- _Instruction_:
Check each line for the word "odryglowany" and give how many have it. Say nothing else.

- _Dataset entries_:
START

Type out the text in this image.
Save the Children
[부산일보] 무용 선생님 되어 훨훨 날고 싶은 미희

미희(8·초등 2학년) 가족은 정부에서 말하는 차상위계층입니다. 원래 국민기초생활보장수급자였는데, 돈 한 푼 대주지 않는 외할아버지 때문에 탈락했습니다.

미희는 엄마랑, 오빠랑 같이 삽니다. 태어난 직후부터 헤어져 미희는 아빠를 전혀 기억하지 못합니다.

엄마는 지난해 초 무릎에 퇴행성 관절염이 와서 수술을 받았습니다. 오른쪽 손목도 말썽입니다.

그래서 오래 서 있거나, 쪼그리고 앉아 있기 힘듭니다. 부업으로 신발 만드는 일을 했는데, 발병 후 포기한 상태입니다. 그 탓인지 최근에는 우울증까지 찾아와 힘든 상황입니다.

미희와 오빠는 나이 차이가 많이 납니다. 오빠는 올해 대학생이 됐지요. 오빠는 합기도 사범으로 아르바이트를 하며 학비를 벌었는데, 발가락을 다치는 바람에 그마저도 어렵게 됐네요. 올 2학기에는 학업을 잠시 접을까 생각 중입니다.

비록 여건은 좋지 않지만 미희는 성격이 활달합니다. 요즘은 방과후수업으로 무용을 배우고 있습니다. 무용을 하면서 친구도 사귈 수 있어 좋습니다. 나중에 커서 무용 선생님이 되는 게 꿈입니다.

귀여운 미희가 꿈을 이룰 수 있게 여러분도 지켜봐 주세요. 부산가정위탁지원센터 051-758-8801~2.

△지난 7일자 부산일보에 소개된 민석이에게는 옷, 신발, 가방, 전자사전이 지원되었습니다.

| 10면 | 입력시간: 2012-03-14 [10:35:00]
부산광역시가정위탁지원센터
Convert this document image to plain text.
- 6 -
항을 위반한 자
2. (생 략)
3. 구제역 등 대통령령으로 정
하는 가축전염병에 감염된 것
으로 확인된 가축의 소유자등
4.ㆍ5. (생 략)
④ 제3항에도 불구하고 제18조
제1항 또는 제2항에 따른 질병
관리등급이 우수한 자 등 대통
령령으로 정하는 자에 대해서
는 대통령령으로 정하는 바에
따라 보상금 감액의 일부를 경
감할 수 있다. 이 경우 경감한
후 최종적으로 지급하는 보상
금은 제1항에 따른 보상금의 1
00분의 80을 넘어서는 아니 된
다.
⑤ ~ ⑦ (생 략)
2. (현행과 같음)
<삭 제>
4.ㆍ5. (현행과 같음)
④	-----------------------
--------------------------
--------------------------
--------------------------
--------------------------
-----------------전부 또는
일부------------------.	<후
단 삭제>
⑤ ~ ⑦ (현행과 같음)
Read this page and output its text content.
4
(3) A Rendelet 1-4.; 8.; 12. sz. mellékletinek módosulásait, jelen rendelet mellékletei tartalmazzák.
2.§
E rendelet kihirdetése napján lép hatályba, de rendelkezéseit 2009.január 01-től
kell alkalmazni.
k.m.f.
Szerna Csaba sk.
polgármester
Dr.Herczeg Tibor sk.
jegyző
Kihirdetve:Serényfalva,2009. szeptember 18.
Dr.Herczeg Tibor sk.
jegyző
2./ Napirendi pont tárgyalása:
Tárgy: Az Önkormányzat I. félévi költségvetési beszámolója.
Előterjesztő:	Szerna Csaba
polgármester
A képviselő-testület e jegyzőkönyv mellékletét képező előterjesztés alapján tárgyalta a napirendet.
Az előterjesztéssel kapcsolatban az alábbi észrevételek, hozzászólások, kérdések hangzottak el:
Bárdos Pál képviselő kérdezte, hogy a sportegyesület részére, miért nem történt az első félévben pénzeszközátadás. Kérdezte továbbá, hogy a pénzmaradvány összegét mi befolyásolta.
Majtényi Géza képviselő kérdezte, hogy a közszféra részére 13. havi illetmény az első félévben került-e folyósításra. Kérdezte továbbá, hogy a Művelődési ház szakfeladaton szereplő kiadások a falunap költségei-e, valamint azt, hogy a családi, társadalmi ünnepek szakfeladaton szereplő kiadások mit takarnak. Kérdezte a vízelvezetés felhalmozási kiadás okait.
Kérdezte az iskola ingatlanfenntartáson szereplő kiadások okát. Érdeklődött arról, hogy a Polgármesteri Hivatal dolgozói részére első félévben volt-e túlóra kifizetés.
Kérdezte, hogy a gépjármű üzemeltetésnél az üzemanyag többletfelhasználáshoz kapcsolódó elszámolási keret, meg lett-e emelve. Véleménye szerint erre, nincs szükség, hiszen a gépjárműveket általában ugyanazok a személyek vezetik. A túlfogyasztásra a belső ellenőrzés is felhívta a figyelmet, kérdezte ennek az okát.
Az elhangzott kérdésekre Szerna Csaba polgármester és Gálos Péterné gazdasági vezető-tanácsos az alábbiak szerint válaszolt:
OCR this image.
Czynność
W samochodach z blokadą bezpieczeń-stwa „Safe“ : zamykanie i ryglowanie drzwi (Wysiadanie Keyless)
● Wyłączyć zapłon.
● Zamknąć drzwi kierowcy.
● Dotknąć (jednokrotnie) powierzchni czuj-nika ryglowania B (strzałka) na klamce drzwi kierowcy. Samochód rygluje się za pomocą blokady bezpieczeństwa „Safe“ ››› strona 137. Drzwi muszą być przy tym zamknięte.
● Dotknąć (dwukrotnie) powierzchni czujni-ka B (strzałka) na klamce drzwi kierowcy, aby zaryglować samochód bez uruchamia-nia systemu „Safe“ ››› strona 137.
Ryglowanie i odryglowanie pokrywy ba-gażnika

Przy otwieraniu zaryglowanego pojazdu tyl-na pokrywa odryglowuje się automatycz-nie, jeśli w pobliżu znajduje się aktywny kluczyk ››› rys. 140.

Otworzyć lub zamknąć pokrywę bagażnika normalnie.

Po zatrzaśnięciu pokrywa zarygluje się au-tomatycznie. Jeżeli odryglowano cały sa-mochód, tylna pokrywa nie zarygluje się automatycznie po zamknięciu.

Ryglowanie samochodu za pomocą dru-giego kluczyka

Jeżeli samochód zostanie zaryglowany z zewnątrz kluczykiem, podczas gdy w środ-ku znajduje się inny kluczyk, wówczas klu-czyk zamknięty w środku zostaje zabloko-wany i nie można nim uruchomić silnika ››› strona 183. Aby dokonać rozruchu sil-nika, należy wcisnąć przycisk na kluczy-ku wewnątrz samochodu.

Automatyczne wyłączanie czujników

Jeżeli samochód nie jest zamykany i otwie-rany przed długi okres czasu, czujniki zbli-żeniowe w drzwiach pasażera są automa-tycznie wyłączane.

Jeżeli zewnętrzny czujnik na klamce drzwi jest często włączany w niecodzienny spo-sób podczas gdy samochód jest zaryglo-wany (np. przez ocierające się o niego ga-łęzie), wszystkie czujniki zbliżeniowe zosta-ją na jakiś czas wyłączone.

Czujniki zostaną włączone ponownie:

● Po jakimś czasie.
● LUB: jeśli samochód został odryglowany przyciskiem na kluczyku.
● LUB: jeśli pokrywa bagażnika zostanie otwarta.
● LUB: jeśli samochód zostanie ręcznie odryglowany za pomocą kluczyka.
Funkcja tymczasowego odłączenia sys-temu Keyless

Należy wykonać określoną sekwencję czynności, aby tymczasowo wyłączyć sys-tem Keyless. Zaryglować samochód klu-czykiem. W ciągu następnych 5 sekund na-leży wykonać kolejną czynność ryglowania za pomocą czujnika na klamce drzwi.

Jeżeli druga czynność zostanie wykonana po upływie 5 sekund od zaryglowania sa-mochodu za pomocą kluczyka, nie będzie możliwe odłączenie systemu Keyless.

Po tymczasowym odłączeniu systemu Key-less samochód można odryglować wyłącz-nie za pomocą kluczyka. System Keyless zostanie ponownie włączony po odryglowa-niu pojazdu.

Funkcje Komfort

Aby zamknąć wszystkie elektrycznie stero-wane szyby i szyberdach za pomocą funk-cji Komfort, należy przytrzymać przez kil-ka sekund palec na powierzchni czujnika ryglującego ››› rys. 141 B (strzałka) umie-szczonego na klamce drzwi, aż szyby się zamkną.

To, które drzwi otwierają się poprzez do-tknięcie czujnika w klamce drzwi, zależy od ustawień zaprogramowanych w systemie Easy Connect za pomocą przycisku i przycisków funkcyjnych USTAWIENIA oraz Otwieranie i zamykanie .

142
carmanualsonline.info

END

- _Completed task_:
2